▸ Task prompt: Review the listing and copy each line that holds the word "horas".

▸ Available records:
* * * * * * *

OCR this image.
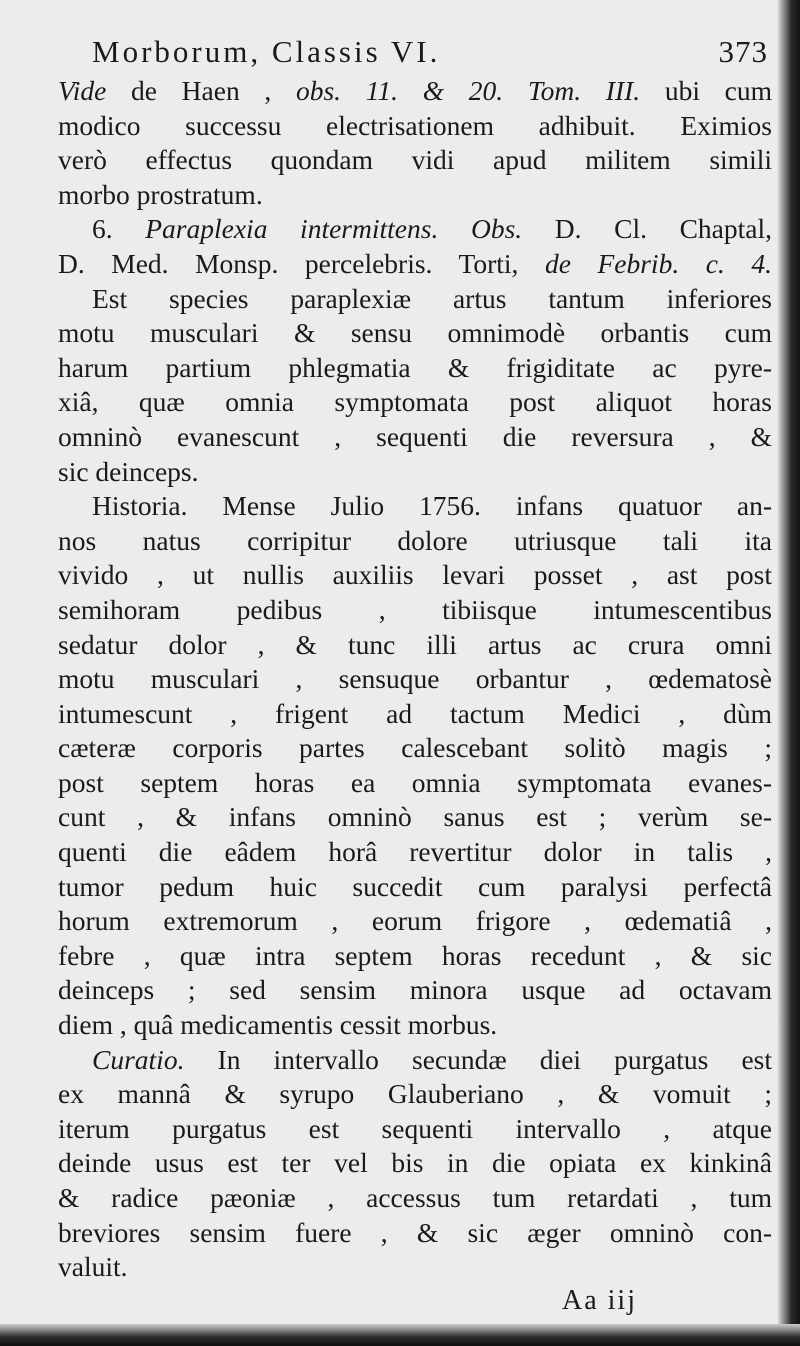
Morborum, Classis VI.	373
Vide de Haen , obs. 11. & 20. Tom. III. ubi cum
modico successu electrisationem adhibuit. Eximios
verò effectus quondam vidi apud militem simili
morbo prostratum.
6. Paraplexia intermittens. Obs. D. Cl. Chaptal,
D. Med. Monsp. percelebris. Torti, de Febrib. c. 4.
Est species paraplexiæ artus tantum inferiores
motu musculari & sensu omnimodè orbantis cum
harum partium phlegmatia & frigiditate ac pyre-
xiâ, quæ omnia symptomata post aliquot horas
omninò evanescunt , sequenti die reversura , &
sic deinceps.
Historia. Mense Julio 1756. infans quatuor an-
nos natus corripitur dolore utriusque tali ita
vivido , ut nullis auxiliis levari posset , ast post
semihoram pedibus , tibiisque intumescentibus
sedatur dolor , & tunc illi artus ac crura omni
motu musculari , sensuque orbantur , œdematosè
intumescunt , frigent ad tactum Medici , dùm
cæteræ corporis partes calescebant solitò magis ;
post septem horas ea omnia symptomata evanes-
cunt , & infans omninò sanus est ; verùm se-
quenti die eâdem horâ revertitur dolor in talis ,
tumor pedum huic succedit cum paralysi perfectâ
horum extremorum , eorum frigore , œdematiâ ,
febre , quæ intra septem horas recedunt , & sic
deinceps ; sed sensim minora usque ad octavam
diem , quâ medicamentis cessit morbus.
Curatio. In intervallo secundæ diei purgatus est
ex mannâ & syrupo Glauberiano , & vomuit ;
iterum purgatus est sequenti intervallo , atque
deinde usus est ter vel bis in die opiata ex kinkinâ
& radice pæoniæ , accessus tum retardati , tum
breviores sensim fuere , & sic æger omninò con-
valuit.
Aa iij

* * * * * * *

▸ Response area:
xiâ, quæ omnia symptomata post aliquot horas
post septem horas ea omnia symptomata evanes-
febre , quæ intra septem horas recedunt , & sic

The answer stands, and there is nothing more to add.